Aim: Each line of the data that includes the string "Editor" is to be copied out.

Provided information:
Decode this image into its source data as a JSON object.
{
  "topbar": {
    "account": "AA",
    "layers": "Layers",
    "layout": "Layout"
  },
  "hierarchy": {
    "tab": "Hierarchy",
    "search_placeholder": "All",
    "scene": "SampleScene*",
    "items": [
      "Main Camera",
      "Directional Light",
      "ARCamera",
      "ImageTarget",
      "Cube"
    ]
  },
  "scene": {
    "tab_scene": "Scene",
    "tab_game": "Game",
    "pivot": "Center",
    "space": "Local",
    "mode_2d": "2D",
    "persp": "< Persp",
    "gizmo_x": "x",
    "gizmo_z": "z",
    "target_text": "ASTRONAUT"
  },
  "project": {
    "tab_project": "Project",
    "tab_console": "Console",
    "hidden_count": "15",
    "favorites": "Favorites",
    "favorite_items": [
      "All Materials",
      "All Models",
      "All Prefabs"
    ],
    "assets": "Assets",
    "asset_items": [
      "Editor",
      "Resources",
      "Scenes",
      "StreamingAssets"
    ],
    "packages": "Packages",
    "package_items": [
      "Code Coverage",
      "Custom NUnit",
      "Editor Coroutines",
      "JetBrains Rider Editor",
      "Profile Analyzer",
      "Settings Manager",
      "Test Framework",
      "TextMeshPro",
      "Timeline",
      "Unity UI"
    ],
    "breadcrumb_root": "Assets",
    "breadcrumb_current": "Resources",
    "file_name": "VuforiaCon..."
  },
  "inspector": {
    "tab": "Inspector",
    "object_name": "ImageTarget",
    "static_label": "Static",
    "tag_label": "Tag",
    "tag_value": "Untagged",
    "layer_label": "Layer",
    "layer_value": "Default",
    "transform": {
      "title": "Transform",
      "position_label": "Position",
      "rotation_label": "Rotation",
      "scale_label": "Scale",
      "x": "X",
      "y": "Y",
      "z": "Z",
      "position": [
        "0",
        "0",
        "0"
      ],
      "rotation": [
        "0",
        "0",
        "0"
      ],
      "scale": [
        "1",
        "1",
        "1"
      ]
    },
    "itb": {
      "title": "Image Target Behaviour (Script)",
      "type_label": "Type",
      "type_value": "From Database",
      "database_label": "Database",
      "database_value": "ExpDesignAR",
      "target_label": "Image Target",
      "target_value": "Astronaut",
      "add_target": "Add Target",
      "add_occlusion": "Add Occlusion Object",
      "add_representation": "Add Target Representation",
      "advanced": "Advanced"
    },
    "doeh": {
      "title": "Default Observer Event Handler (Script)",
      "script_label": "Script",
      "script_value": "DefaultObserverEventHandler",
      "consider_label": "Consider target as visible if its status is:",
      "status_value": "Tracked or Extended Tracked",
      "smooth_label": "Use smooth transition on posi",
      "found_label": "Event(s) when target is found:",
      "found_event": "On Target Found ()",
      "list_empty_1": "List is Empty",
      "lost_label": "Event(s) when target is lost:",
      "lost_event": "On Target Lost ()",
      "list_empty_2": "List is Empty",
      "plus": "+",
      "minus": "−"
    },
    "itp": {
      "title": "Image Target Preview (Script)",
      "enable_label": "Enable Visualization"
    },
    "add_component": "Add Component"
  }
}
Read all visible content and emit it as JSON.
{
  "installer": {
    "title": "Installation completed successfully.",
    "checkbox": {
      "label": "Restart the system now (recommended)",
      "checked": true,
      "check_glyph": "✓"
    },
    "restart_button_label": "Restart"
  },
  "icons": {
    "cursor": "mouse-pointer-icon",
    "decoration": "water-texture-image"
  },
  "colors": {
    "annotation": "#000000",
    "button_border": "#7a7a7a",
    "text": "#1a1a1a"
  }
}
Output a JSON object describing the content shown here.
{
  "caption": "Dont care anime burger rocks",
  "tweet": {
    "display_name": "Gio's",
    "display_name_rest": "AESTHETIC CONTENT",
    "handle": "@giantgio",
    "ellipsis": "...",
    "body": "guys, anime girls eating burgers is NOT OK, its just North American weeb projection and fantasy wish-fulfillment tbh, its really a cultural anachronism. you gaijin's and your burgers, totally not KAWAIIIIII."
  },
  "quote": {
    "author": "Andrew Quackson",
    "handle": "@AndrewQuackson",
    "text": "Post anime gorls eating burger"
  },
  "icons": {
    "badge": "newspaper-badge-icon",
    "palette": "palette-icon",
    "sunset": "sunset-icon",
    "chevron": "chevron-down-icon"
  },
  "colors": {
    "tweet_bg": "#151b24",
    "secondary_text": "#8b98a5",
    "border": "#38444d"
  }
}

Answer:
      "Editor",
      "Editor Coroutines",
      "JetBrains Rider Editor",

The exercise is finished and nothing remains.